**Leestekst:**
########################################

Steeds meer mensen eten glutenvrij. Ongeveer tien procent van de volwassenen wereldwijd zegt klachten te krijgen van gluten, het eiwit in tarwe, brood en pasta. Maar uit wetenschappelijk onderzoek blijkt nu dat slechts een klein deel van hen daadwerkelijk reageert op gluten. Glutenallergie of coeliakie komt maar bij ongeveer één procent van de bevolking voor. Het is een medische aandoening waarbij gluten echt schade aanricht in de darmen. De rest hoort bij een veel grotere groep die denkt gluten niet te verdragen, zonder bewijs van ziekte.
Wanneer wetenschappers deze mensen in strenge tests gluten geven zonder dat ze het weten, blijkt dat maar een klein deel écht klachten krijgt. Vaak reageren ze juist op andere stoffen in graan of op hun verwachtingen.
Het echte probleem? Niet altijd gluten
Veel mensen blijken gevoeliger voor zogeheten FODMAP’s. Dat is een groep lastig verteerbare koolhydraten die voorkomt in tarwe, maar ook in uien, knoflook, peulvruchten en bepaald fruit. Die kunnen gas en buikpijn veroorzaken.
In meerdere studies kregen mensen dezelfde klachten, zelfs als ze géén gluten aten. Bij een experiment reageerden proefpersonen vooral op fructanen (een soort FODMAP), en niet op gluten zelf.

########################################

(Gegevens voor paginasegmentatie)
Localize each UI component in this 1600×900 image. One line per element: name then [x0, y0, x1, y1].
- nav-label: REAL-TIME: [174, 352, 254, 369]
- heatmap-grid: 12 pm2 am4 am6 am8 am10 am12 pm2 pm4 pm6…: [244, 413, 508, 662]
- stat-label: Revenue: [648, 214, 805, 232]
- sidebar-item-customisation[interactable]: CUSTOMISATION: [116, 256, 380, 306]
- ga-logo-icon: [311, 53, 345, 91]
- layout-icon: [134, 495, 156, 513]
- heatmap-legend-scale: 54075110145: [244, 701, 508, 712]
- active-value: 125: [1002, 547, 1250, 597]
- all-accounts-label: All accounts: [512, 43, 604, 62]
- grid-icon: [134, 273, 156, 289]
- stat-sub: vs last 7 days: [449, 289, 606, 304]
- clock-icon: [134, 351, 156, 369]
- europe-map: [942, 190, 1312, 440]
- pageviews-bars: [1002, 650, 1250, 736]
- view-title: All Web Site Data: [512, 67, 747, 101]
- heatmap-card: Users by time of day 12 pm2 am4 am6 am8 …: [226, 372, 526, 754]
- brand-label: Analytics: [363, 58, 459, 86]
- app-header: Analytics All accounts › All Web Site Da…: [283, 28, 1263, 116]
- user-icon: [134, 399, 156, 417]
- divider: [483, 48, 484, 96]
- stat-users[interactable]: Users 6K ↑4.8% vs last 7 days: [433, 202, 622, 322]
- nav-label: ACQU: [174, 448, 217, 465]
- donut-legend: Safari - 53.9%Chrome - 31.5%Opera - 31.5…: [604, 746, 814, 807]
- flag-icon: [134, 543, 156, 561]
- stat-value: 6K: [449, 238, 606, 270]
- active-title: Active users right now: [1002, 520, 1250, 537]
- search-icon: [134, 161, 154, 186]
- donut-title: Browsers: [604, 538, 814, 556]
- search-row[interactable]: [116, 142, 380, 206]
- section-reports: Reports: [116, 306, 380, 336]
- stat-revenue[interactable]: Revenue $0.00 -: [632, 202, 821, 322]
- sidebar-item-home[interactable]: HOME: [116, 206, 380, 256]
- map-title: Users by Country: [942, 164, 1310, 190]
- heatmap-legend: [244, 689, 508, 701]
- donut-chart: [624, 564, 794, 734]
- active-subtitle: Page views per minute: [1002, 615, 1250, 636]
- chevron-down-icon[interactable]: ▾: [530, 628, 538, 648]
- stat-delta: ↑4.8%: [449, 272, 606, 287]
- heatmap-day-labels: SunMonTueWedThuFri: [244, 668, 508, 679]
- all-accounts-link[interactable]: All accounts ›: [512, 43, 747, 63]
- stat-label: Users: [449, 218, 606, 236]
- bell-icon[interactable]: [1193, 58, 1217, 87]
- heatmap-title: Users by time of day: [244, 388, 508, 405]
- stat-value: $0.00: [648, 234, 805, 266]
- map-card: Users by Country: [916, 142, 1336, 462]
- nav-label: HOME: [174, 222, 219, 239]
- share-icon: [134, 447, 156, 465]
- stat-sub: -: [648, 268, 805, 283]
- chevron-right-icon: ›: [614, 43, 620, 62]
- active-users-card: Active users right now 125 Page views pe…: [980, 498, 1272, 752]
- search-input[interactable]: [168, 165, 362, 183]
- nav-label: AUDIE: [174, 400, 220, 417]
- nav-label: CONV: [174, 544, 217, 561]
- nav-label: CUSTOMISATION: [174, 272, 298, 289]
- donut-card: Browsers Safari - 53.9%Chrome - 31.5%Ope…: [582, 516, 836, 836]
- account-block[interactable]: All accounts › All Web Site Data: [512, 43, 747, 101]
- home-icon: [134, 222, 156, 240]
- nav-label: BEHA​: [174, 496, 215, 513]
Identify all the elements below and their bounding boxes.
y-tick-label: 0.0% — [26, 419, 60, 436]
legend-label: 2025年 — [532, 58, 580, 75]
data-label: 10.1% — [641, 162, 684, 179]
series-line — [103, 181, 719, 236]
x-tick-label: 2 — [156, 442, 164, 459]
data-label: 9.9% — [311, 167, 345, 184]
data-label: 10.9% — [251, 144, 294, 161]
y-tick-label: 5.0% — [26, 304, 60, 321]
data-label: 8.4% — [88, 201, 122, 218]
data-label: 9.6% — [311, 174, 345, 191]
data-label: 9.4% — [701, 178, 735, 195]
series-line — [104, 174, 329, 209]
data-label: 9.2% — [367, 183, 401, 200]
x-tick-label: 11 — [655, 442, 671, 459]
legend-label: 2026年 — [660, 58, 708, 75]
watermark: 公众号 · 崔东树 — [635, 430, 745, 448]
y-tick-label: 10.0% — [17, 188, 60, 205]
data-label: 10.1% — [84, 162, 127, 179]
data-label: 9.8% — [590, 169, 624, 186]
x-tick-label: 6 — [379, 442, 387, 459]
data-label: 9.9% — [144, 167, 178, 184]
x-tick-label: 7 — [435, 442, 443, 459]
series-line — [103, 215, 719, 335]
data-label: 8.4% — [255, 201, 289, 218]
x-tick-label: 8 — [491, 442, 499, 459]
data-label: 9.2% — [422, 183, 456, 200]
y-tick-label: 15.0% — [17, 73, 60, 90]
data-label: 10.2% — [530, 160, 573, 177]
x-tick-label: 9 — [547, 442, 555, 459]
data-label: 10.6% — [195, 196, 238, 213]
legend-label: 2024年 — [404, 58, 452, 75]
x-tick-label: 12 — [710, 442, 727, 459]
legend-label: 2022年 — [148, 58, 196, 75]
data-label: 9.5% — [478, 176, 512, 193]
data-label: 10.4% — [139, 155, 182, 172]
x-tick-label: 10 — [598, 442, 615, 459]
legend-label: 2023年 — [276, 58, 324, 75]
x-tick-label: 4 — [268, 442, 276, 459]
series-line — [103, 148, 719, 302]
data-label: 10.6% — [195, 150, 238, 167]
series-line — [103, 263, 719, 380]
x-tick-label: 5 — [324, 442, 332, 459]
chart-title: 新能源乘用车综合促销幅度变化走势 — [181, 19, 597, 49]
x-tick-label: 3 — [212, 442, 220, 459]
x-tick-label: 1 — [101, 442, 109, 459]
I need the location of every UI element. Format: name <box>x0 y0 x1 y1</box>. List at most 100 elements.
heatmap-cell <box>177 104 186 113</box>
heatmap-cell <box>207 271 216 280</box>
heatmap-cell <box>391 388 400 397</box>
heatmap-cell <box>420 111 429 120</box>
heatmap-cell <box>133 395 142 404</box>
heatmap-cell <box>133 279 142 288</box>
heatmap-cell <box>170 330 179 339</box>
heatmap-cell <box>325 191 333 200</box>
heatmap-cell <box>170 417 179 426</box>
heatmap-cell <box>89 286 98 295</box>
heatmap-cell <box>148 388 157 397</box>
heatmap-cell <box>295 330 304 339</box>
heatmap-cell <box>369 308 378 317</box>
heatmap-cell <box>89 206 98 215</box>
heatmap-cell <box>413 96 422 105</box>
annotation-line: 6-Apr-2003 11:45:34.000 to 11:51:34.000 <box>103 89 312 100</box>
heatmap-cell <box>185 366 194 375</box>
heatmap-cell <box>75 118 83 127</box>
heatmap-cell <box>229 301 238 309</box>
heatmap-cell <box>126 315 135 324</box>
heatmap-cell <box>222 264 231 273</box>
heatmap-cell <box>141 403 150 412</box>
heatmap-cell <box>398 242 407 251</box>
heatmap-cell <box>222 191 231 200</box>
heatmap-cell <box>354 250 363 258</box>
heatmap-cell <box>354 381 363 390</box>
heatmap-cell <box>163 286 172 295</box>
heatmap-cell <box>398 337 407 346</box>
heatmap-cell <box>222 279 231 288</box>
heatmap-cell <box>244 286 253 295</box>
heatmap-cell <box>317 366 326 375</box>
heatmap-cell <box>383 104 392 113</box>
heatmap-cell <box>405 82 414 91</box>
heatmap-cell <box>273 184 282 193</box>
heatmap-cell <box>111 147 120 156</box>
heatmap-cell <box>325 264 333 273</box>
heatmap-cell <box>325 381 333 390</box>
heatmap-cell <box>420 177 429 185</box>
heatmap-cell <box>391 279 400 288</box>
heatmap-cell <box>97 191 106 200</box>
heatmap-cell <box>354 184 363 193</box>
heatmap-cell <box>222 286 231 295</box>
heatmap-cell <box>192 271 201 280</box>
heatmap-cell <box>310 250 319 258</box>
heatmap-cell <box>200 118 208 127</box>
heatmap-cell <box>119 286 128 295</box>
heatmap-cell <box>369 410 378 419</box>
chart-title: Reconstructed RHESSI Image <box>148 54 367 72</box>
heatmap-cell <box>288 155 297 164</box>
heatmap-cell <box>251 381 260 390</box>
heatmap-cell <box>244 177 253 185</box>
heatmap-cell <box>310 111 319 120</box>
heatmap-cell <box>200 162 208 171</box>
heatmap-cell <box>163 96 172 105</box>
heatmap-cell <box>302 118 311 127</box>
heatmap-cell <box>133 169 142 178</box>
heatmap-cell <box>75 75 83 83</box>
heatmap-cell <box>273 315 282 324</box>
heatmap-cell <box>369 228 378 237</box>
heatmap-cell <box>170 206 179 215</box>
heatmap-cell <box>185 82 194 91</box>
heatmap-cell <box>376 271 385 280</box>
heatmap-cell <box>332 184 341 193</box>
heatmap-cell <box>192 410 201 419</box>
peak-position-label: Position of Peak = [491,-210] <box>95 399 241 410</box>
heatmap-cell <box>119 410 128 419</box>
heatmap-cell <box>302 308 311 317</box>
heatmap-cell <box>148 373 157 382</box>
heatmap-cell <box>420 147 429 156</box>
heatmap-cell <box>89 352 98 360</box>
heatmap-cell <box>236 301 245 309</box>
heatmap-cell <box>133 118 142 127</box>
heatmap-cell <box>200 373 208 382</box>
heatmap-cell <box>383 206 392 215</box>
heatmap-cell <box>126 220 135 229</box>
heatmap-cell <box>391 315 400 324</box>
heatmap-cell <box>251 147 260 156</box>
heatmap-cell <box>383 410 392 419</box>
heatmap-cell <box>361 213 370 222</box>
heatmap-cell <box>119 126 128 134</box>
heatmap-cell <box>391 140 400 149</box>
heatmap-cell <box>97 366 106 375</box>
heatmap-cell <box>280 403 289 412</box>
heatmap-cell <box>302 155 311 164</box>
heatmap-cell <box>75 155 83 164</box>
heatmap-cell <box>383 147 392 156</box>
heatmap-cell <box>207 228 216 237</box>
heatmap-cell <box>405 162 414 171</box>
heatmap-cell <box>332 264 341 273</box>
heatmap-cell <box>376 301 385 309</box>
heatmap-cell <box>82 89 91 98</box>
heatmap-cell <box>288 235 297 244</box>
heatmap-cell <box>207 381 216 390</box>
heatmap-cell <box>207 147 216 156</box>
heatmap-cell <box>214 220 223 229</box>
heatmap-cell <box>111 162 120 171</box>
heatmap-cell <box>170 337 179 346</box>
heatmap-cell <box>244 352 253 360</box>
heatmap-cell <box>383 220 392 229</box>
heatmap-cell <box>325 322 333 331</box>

########################################

Gaat u verder met de leestekst over glutenvrij eten, direct aansluitend op de laatste zin ervan.

**Uitwerking:**
In andere onderzoeken kregen mensen klachten omdat ze dachten dat ze gluten hadden gegeten, ook als er helemaal geen gluten in het eten zat. Dat heet een nocebo-effect: je lichaam reageert negatief omdat je iets verwacht, niet omdat het écht schadelijk is. De klachten zijn wel degelijk echt, maar ontstaan vaak via de communicatie tussen hersenen en darmen.
Toch maar glutenvrij?
Een glutenvrij dieet kan wel helpen voor wie zich er beter bij voelt, maar het heeft nadelen als je het onnodig doet. Glutenvrije producten zijn duurder en bevatten vaak minder voedingsstoffen en vezels.
Beter is het om eerst coeliakie uit te sluiten bij een arts en dan te kijken of een laag-FODMAP-dieet helpt. Ook stress- en darmgerichte therapieën kunnen klachten verlichten.